──────── Records for the task ────────

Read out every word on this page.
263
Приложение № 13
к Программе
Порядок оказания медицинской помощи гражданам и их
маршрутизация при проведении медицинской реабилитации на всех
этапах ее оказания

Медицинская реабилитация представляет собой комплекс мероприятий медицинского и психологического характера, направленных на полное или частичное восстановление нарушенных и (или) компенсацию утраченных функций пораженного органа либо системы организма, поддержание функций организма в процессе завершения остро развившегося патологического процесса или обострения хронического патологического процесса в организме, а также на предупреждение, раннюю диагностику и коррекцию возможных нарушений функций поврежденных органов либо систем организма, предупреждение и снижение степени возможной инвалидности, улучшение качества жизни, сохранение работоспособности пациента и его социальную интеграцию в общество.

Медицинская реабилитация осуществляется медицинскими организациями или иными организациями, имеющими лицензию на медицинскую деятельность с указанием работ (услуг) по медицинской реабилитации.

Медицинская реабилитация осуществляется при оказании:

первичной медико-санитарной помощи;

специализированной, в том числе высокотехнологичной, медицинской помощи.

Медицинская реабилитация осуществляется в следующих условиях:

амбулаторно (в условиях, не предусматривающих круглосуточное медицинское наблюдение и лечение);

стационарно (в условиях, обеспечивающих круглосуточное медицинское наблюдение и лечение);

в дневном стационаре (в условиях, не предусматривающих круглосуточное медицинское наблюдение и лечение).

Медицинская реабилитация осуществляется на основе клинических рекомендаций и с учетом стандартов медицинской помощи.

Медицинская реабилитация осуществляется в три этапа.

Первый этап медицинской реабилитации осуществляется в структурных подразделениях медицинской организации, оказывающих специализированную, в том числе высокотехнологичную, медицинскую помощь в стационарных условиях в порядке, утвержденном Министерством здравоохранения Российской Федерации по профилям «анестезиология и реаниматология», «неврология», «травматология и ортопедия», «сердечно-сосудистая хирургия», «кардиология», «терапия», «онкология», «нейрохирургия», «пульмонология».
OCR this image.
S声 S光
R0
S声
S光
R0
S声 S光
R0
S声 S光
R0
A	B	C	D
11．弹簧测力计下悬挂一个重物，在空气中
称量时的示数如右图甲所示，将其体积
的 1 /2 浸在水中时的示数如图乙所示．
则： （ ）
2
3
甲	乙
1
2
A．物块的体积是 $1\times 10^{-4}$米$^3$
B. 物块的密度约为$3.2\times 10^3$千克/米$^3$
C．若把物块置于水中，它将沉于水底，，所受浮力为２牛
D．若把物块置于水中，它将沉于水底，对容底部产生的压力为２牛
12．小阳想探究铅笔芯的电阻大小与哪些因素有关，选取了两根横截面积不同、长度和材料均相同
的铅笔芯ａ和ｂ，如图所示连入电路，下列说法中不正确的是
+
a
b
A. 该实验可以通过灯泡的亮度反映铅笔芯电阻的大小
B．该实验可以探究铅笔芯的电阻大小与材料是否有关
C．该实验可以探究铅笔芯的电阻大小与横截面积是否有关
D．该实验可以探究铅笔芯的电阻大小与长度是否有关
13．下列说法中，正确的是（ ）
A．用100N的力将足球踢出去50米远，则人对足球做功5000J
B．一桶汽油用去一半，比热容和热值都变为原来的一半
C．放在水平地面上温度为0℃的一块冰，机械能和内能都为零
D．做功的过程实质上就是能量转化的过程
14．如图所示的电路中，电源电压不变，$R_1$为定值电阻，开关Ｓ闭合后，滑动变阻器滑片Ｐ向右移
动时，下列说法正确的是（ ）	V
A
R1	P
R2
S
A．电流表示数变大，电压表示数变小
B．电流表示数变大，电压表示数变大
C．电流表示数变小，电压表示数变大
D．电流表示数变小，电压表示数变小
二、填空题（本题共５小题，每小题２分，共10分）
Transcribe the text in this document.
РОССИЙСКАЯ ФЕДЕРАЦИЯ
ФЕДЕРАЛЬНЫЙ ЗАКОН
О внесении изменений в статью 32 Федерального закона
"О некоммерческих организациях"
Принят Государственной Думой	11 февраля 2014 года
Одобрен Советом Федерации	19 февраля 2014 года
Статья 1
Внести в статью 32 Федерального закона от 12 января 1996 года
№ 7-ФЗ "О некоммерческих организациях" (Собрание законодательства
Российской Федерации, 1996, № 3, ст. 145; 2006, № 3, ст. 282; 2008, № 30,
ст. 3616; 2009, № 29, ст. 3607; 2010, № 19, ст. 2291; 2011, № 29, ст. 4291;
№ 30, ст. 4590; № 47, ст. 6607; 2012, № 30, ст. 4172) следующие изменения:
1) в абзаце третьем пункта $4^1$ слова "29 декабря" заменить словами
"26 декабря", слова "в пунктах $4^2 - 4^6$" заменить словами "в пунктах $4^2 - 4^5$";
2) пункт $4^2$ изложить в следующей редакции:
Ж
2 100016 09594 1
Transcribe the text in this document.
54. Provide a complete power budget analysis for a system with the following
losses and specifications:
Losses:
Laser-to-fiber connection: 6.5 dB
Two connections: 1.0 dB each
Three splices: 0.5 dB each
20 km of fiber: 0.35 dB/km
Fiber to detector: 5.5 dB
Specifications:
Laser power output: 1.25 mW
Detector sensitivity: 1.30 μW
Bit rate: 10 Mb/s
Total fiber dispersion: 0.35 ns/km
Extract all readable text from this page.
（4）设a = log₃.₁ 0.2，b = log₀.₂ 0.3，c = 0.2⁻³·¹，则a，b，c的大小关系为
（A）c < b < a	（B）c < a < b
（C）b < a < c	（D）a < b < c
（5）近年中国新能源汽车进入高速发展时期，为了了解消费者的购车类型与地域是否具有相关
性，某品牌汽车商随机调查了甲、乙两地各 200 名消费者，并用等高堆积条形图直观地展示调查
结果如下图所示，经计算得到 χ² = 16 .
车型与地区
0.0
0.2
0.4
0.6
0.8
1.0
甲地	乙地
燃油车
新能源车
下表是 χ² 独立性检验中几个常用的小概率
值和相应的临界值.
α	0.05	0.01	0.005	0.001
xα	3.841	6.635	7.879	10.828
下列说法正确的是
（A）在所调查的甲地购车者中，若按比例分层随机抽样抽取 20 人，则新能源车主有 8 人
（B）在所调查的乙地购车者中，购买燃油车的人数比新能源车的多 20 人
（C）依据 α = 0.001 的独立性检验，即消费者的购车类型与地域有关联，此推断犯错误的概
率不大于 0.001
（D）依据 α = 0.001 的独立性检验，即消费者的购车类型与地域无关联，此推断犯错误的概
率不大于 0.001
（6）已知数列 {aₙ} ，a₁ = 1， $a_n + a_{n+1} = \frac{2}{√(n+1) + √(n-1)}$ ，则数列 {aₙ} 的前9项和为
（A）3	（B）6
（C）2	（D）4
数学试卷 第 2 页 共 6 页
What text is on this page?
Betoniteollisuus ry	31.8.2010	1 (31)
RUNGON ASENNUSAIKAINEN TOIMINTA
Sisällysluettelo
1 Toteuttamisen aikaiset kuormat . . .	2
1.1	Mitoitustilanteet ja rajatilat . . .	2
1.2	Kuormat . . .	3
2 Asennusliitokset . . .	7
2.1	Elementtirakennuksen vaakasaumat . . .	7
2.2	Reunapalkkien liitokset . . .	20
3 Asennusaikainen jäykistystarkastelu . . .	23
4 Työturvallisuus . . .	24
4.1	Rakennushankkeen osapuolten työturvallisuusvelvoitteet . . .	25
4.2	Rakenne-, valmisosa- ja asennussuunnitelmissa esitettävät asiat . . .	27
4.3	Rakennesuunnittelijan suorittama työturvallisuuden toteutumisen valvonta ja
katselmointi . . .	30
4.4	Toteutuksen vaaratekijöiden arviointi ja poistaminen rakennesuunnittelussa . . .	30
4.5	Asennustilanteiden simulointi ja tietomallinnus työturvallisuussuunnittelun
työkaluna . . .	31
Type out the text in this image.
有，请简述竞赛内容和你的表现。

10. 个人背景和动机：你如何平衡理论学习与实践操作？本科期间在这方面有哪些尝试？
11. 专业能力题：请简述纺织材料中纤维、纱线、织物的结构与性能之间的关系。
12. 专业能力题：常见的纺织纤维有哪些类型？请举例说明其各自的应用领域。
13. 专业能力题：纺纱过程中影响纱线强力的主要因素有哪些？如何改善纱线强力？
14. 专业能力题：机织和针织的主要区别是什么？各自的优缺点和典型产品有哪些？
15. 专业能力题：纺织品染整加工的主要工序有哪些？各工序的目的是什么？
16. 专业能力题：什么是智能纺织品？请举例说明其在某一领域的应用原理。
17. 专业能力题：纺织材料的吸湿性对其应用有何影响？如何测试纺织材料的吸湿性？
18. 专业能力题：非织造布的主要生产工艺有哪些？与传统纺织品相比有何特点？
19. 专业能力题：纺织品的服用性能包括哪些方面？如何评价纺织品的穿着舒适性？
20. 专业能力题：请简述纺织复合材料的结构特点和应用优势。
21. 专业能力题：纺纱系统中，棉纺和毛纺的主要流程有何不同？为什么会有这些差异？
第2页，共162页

────────

▶ _Exercise instructions_
Pull every line containing "предусматривающих" out of the records.

▶ _Response to the exercise_
амбулаторно (в условиях, не предусматривающих круглосуточное медицинское наблюдение и лечение);
в дневном стационаре (в условиях, не предусматривающих круглосуточное медицинское наблюдение и лечение).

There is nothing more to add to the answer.